Brief = Go through the entries and say how many lines contain the string "JSON". The number is the whole answer.

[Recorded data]
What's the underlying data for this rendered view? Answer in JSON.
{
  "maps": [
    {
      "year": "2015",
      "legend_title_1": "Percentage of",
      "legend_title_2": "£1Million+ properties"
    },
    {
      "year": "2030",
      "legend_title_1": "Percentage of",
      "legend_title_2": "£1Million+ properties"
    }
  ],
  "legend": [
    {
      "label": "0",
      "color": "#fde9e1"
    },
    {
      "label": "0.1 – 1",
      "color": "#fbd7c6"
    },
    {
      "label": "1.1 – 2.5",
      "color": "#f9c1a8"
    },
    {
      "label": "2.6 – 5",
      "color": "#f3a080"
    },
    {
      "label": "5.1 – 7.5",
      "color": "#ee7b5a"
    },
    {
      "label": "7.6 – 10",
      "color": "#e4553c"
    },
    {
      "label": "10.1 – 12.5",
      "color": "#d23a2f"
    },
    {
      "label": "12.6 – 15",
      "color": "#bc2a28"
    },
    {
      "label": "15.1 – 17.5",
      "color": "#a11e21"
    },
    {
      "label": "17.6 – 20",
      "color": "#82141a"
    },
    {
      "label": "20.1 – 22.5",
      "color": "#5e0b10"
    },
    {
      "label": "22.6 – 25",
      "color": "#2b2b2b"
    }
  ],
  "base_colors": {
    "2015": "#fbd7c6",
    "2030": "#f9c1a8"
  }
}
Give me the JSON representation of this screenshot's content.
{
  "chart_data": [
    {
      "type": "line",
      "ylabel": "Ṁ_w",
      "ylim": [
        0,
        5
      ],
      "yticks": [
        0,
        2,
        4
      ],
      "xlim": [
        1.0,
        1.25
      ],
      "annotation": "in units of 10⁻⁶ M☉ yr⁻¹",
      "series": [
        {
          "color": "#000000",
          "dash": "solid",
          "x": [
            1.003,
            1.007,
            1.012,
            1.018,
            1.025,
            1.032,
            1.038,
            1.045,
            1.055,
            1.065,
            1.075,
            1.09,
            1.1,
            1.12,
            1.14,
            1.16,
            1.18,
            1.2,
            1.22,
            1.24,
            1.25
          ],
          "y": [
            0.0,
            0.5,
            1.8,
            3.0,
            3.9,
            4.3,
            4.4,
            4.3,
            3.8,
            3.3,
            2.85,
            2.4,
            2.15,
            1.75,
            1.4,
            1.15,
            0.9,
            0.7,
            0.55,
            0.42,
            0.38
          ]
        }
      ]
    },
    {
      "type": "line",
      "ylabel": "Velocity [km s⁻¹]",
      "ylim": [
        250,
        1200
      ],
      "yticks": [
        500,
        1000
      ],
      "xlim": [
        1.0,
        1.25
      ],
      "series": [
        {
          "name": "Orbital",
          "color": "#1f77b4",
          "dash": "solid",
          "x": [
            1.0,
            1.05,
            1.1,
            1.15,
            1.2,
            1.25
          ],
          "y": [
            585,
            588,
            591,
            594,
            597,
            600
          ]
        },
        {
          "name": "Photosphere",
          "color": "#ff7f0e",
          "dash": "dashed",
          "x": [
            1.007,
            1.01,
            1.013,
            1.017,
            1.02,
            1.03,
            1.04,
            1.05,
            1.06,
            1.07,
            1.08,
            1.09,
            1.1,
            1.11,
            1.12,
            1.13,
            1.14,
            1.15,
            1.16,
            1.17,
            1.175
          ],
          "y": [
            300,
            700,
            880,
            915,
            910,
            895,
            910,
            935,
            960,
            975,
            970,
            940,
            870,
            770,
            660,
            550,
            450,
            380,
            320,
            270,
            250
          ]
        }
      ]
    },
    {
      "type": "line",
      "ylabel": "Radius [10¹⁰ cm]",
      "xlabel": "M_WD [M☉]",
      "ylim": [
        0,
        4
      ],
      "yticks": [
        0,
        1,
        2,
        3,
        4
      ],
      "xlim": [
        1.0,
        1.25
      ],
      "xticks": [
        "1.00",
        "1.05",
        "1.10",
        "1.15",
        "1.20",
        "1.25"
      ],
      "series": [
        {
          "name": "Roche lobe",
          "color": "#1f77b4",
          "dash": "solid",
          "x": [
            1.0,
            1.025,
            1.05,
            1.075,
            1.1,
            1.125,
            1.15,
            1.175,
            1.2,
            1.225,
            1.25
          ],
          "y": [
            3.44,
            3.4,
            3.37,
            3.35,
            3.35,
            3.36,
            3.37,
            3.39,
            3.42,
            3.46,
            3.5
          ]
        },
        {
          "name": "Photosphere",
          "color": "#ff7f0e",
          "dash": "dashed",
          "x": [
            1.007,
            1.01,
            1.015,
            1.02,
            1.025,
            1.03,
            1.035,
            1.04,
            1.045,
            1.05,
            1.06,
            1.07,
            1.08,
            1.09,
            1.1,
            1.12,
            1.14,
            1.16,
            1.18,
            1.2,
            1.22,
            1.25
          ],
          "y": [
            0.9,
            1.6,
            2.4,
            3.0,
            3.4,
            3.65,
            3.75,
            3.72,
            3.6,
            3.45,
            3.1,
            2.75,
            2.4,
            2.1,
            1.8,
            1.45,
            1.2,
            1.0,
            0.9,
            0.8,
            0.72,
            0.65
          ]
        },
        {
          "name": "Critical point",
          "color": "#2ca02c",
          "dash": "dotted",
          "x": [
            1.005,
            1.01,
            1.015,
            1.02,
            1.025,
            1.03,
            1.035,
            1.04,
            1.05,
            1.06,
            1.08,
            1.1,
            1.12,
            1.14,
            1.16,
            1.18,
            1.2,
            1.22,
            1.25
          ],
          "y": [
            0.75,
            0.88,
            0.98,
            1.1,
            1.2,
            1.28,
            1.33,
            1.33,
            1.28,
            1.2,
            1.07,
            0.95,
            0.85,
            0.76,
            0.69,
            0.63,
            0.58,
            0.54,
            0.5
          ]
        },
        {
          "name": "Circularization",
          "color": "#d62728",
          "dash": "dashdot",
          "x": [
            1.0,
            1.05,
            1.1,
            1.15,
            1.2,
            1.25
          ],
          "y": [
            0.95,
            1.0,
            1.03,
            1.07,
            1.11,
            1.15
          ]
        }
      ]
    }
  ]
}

Result for this task = 2